_Work instructions_.
Extract the full set of records that follows, word for word.

_Listing_.
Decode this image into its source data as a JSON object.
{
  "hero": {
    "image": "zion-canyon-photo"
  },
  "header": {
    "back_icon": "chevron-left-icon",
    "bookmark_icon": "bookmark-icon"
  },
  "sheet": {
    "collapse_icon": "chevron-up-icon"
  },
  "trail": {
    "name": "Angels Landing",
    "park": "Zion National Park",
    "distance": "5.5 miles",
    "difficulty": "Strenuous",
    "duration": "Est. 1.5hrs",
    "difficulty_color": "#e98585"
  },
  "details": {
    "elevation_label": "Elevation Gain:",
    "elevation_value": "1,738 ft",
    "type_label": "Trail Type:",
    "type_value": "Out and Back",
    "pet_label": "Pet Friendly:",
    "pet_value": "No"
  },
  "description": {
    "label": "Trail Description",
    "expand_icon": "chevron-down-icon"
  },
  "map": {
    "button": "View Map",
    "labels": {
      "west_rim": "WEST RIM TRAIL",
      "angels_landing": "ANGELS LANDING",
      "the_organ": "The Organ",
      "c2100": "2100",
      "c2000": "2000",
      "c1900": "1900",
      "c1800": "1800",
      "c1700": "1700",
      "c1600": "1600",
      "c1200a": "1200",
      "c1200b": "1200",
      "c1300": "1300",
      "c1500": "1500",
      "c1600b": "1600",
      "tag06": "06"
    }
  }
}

_Written answer_.
Decode this image into its source data as a JSON object.
{
  "hero": {
    "image": "zion-canyon-photo"
  },
  "header": {
    "back_icon": "chevron-left-icon",
    "bookmark_icon": "bookmark-icon"
  },
  "sheet": {
    "collapse_icon": "chevron-up-icon"
  },
  "trail": {
    "name": "Angels Landing",
    "park": "Zion National Park",
    "distance": "5.5 miles",
    "difficulty": "Strenuous",
    "duration": "Est. 1.5hrs",
    "difficulty_color": "#e98585"
  },
  "details": {
    "elevation_label": "Elevation Gain:",
    "elevation_value": "1,738 ft",
    "type_label": "Trail Type:",
    "type_value": "Out and Back",
    "pet_label": "Pet Friendly:",
    "pet_value": "No"
  },
  "description": {
    "label": "Trail Description",
    "expand_icon": "chevron-down-icon"
  },
  "map": {
    "button": "View Map",
    "labels": {
      "west_rim": "WEST RIM TRAIL",
      "angels_landing": "ANGELS LANDING",
      "the_organ": "The Organ",
      "c2100": "2100",
      "c2000": "2000",
      "c1900": "1900",
      "c1800": "1800",
      "c1700": "1700",
      "c1600": "1600",
      "c1200a": "1200",
      "c1200b": "1200",
      "c1300": "1300",
      "c1500": "1500",
      "c1600b": "1600",
      "tag06": "06"
    }
  }
}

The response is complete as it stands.